#### Document segment ####
Why it has taken so long?
Because FLT65 is a ‘simple’ proof, using only concepts that were available to Pierre Fermat in 1637, a mathematician’s first reaction to it is likely to be: “It can’t be true, because anything simple would have been found by any one of the many world-class mathematicians who have tried to prove FLT over the years, like Descartes, Euler, Derichlet, Dadekind, Gauss, and Hilbert, just to name a few.”

So most professional mathematicians won’t bother to look at a simple proof of FLT because they consider it a waste of time. That is apparently why many, even most, of the mathematicians to whom the author submitted FLT65 never even looked at it. Those who did look at it, instead of taking it seriously as a potential proof, looked for the first hint of a mistake – any mistake, however minor - to dispose of it as quickly as possible.

The author’s first experience with this kind of intellectual reticence came in 1966 when he submitted the proof to a to a university professor of mathematics who happened to be the Chairman of the Iowa Academy of Sciences, at the time, hoping to get it accepted and published.
####
Written instruction A:
According to the FLT65 passage, in what year did the author first meet this kind of intellectual reticence?
Written instruction B:
Write the next part of the FLT65 passage, picking up right after its final sentence.
#### Extracted entries ####
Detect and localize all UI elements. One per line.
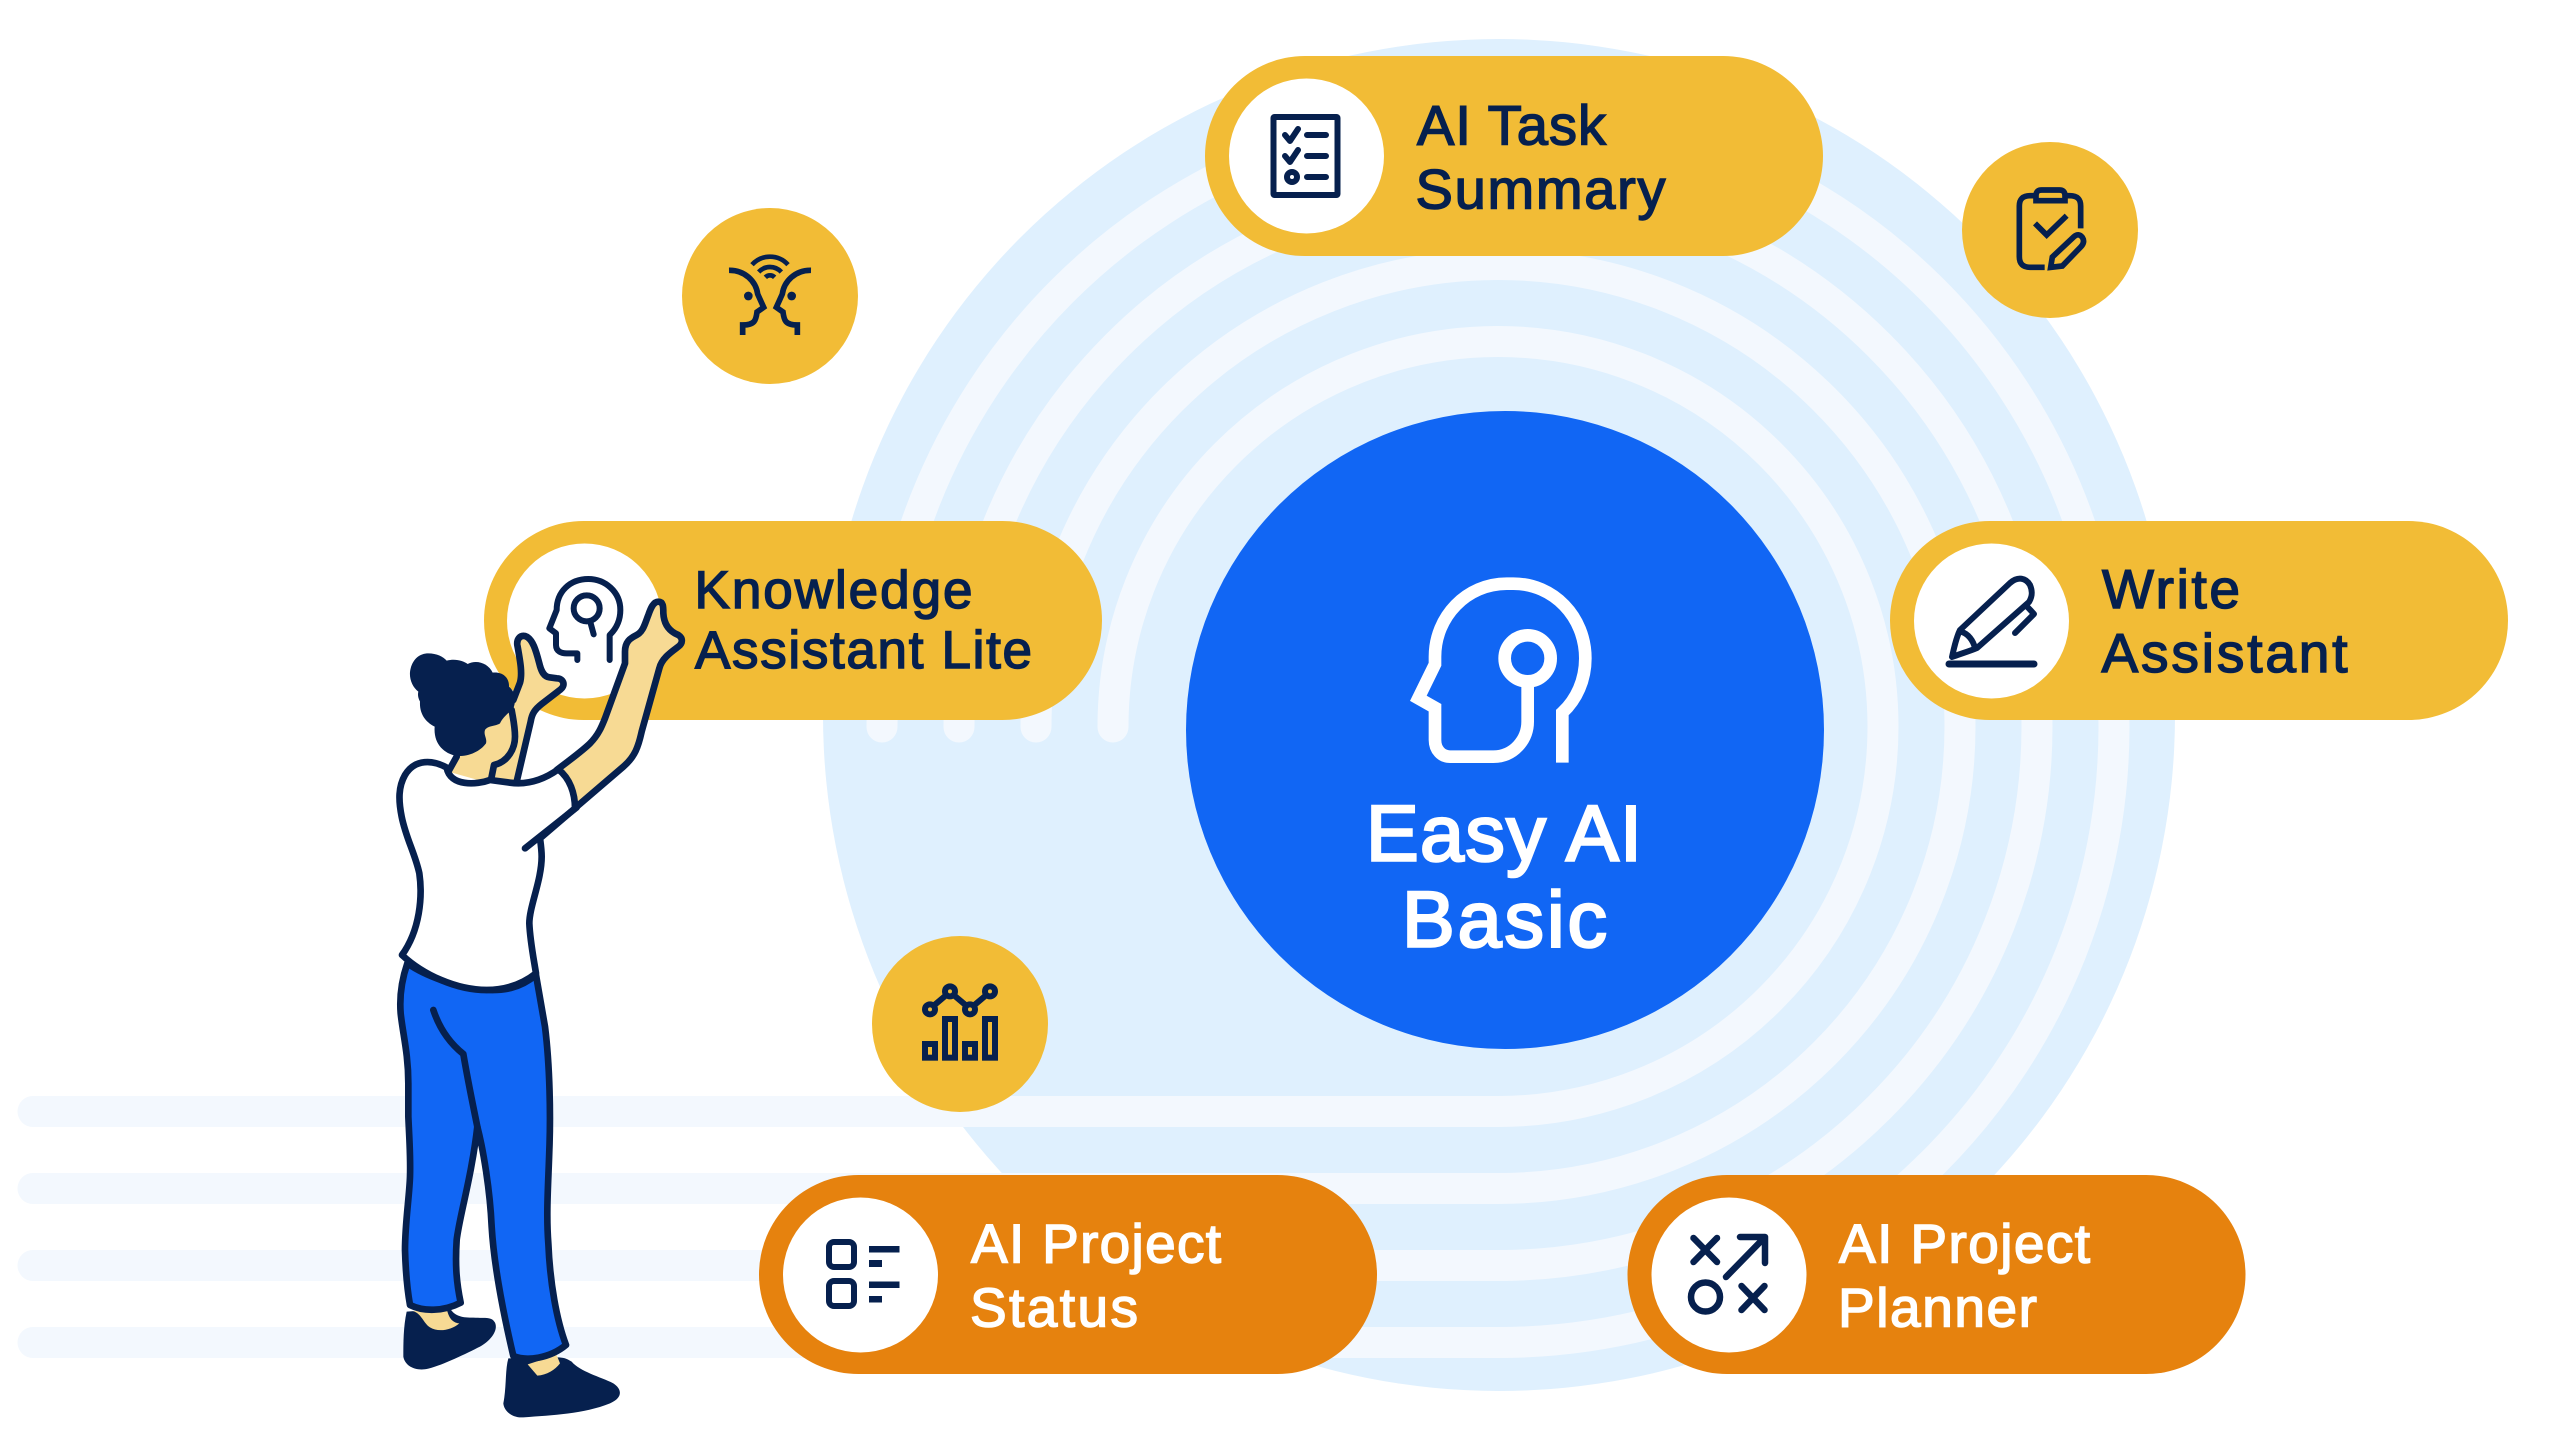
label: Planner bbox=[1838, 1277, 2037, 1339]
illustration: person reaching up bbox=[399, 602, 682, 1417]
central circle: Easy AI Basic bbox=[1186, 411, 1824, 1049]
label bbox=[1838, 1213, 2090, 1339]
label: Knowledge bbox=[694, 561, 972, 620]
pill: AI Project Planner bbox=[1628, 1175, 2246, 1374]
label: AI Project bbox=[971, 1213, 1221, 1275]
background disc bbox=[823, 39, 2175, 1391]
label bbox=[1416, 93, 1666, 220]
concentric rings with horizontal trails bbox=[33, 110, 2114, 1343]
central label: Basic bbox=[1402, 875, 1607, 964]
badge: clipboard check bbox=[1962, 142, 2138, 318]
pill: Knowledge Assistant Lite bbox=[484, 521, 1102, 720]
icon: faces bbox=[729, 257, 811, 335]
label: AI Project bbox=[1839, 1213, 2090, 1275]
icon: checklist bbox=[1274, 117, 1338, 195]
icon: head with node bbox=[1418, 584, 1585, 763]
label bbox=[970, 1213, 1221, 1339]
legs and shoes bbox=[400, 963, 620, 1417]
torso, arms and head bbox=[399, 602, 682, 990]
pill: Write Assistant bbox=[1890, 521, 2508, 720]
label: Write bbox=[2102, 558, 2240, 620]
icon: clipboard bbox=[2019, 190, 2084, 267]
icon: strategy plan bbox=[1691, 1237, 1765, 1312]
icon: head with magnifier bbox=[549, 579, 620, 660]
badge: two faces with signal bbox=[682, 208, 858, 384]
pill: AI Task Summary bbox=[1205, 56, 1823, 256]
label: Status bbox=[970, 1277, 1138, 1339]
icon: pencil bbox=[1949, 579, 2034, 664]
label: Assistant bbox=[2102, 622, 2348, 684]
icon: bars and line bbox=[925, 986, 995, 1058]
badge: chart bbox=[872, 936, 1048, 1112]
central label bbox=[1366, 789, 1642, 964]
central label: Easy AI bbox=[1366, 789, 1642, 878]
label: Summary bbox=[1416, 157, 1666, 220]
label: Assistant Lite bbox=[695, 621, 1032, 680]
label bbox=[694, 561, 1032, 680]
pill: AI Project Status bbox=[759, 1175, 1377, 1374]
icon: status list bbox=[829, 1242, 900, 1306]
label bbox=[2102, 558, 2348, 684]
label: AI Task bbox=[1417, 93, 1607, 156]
####
Exercise response A:
1966

Exercise response B:
It was very disappointing that the first professional mathematician to see FLT65 rejected it on the erroneous belief that it would also apply when n = 2 and thus would be disproved by the existence of the well-known Pythagorean triples. His hasty rejection of FLT65 revealed the fact that he hadn’t read very far. If he had, he would have seen that the case n = 2 is excluded near the bottom of the first page, in the proof of the division algorithm, where it is shown that, when the degree of the divisor and dividend are the same, which is the case when n = 2, the division algorithm, of key importance in the proof, doesn’t apply. The division algorithm does, of course, apply for all values of x, y and z when n > 2.  See Appendix A.

Due to acute disappointment with the unwarranted rejection, and his circumstances as a young professional starting a career in applied mathematics and physics, the author didn’t respond at the time, but waited for a chance to submit it to another mathematician for review. When he did, he quickly learned that most professional mathematicians would not take purported FLT proofs seriously based on the fact that every well-known mathematician living between 1637 and 1965 had tried to prove or disprove FLT and failed. Undaunted, the author continued to submit the proof to mathematicians for review over the years.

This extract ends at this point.